**REQUIRED WORK**
Copy out all of the data below with no alterations.

**EXTRACTED ENTRIES**
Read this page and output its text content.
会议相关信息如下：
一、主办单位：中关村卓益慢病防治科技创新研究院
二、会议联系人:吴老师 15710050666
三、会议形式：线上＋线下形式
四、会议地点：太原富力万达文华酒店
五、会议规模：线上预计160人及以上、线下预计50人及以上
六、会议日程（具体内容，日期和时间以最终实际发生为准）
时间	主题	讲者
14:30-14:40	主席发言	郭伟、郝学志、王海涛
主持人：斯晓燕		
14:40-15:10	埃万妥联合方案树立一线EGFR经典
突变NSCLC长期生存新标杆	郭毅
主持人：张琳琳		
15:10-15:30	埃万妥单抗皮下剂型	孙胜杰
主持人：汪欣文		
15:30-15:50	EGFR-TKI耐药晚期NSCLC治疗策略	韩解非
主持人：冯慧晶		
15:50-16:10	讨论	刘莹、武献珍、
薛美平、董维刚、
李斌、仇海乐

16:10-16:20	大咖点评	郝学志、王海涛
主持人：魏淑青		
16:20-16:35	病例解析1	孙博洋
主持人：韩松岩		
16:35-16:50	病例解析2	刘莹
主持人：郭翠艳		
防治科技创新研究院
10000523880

**TASK RESULT**
Read this page and output its text content.
会议相关信息如下：
一、主办单位：中关村卓益慢病防治科技创新研究院
二、会议联系人:吴老师 15710050666
三、会议形式：线上＋线下形式
四、会议地点：太原富力万达文华酒店
五、会议规模：线上预计160人及以上、线下预计50人及以上
六、会议日程（具体内容，日期和时间以最终实际发生为准）
时间	主题	讲者
14:30-14:40	主席发言	郭伟、郝学志、王海涛
主持人：斯晓燕		
14:40-15:10	埃万妥联合方案树立一线EGFR经典
突变NSCLC长期生存新标杆	郭毅
主持人：张琳琳		
15:10-15:30	埃万妥单抗皮下剂型	孙胜杰
主持人：汪欣文		
15:30-15:50	EGFR-TKI耐药晚期NSCLC治疗策略	韩解非
主持人：冯慧晶		
15:50-16:10	讨论	刘莹、武献珍、
薛美平、董维刚、
李斌、仇海乐

16:10-16:20	大咖点评	郝学志、王海涛
主持人：魏淑青		
16:20-16:35	病例解析1	孙博洋
主持人：韩松岩		
16:35-16:50	病例解析2	刘莹
主持人：郭翠艳		
防治科技创新研究院
10000523880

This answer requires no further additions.